### Input
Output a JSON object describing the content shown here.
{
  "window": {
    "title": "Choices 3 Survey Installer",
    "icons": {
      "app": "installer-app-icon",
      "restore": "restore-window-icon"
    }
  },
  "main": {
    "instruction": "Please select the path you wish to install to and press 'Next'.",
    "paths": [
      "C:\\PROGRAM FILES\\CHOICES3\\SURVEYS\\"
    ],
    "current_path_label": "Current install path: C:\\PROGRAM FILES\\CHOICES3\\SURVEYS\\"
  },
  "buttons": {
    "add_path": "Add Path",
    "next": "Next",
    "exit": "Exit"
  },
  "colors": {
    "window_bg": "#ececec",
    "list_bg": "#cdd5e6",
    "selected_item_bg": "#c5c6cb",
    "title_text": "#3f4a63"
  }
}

### Task goal
Reproduce the listing above verbatim, from first line to last.

### Task solution
Output a JSON object describing the content shown here.
{
  "window": {
    "title": "Choices 3 Survey Installer",
    "icons": {
      "app": "installer-app-icon",
      "restore": "restore-window-icon"
    }
  },
  "main": {
    "instruction": "Please select the path you wish to install to and press 'Next'.",
    "paths": [
      "C:\\PROGRAM FILES\\CHOICES3\\SURVEYS\\"
    ],
    "current_path_label": "Current install path: C:\\PROGRAM FILES\\CHOICES3\\SURVEYS\\"
  },
  "buttons": {
    "add_path": "Add Path",
    "next": "Next",
    "exit": "Exit"
  },
  "colors": {
    "window_bg": "#ececec",
    "list_bg": "#cdd5e6",
    "selected_item_bg": "#c5c6cb",
    "title_text": "#3f4a63"
  }
}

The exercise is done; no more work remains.